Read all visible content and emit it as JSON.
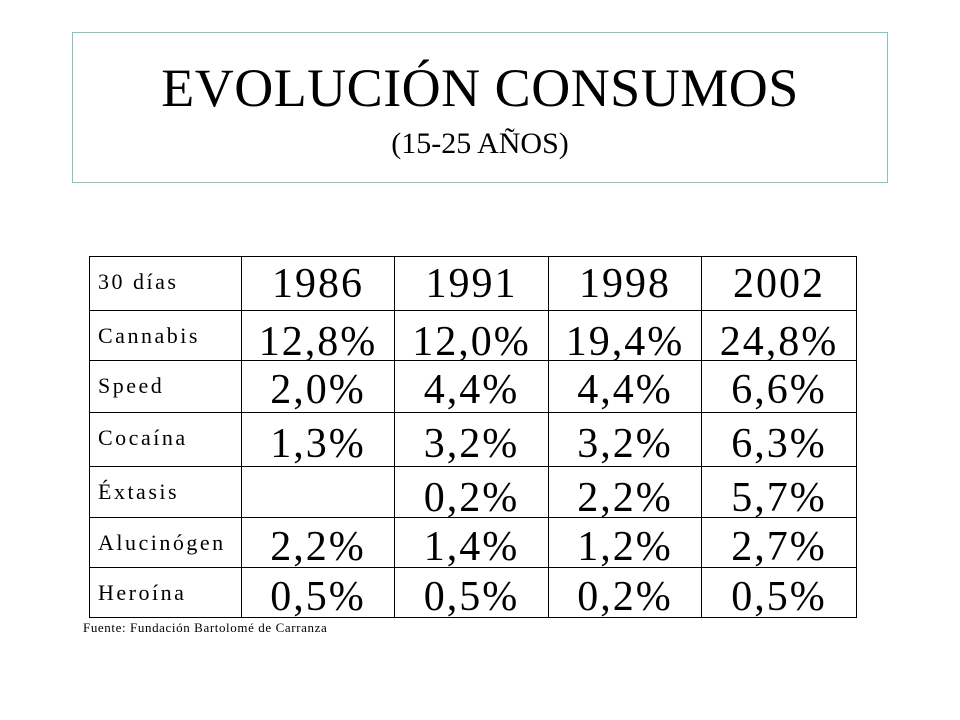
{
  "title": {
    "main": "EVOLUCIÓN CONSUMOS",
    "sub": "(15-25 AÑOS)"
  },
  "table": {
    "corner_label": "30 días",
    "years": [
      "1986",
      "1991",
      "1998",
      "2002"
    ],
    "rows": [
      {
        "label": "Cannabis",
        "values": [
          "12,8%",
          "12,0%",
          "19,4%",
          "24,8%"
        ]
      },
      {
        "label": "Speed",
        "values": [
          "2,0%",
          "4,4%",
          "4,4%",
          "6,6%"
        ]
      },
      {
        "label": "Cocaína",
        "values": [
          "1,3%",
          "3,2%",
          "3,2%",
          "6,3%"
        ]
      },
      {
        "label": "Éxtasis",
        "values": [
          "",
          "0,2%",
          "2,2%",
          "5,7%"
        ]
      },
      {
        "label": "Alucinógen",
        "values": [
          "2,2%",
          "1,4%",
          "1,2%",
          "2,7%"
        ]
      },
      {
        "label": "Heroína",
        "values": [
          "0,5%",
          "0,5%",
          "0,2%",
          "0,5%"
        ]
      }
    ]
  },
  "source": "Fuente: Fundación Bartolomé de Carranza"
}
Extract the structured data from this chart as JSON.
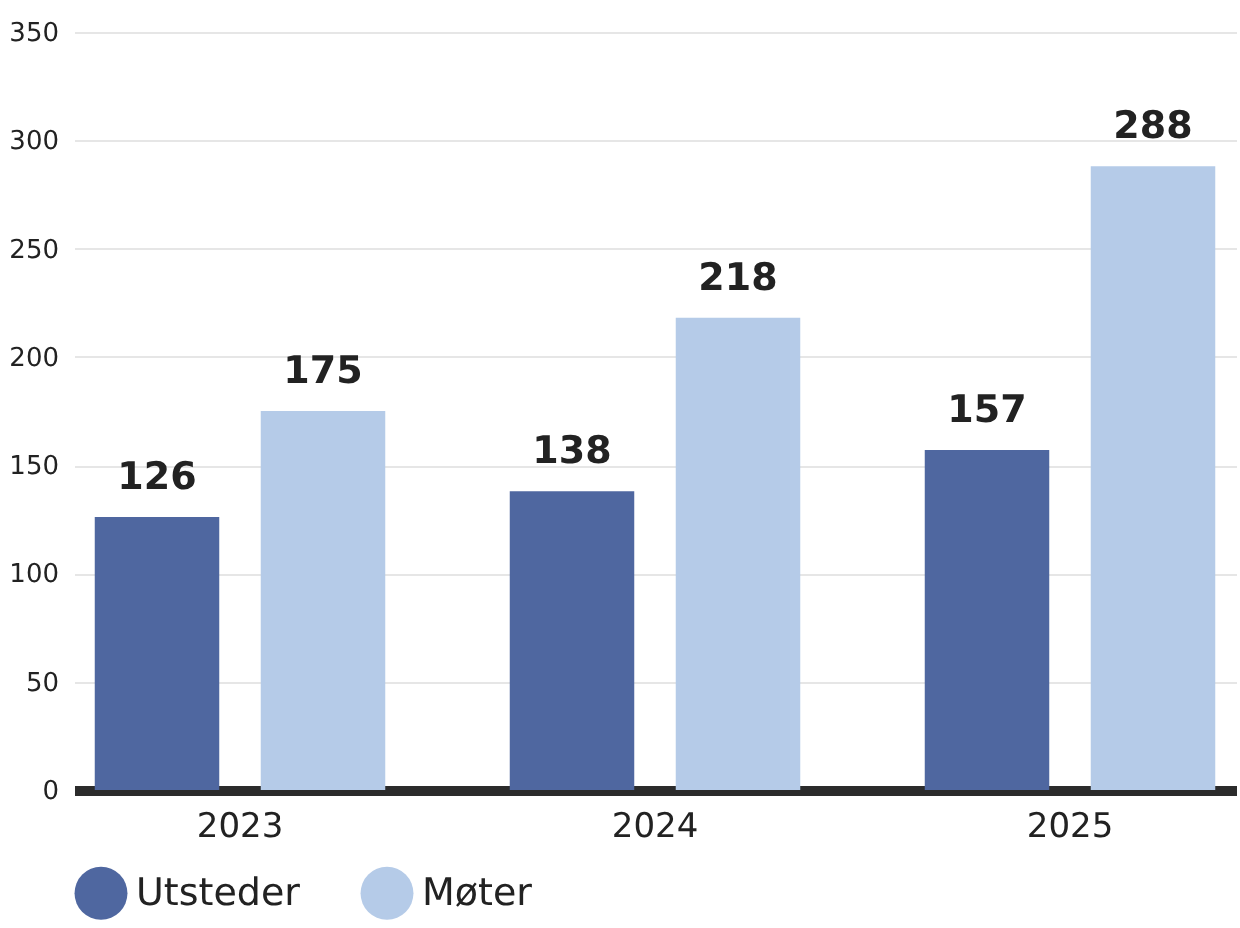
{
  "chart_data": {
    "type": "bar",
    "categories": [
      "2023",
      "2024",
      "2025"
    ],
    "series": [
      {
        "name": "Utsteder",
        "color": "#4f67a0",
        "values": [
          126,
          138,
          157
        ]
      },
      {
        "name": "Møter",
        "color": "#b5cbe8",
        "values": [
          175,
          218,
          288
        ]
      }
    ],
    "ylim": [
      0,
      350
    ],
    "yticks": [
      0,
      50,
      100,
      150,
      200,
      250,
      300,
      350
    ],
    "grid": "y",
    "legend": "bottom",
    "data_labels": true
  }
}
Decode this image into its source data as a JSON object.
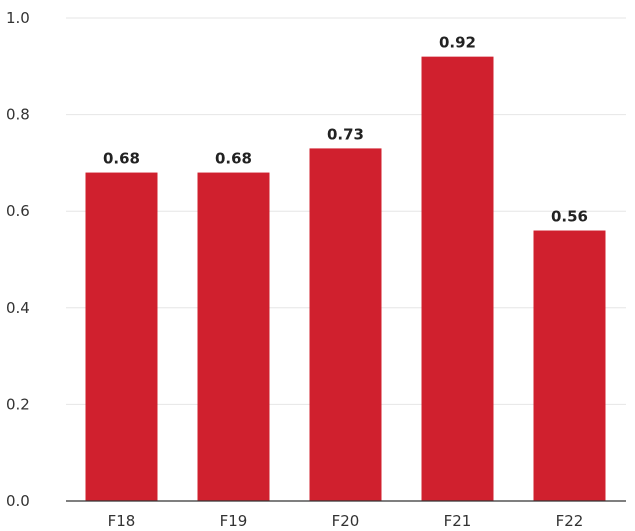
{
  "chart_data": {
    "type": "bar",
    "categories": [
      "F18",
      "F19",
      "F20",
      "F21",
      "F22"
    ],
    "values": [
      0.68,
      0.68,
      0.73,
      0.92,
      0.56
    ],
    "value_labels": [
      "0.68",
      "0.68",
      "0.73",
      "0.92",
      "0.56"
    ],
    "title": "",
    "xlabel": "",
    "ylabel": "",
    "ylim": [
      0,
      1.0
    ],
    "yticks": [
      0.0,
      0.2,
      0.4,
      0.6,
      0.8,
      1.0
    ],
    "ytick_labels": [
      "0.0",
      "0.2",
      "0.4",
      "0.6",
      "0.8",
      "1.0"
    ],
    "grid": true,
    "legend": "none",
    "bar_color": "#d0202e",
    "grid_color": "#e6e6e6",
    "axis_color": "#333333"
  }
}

*****

### WHAT THE TASK REQUIRES
Take the line that contains "Decode this image" as the first and the last line of the records as the end, and please quote those lines exactly, pictures omitted.

### TASK ANSWER
Decode this image into its source data as a JSON object.
{
  "chart_data": {
    "type": "bar",
    "categories": [
      "F18",
      "F19",
      "F20",
      "F21",
      "F22"
    ],
    "values": [
      0.68,
      0.68,
      0.73,
      0.92,
      0.56
    ],
    "value_labels": [
      "0.68",
      "0.68",
      "0.73",
      "0.92",
      "0.56"
    ],
    "title": "",
    "xlabel": "",
    "ylabel": "",
    "ylim": [
      0,
      1.0
    ],
    "yticks": [
      0.0,
      0.2,
      0.4,
      0.6,
      0.8,
      1.0
    ],
    "ytick_labels": [
      "0.0",
      "0.2",
      "0.4",
      "0.6",
      "0.8",
      "1.0"
    ],
    "grid": true,
    "legend": "none",
    "bar_color": "#d0202e",
    "grid_color": "#e6e6e6",
    "axis_color": "#333333"
  }
}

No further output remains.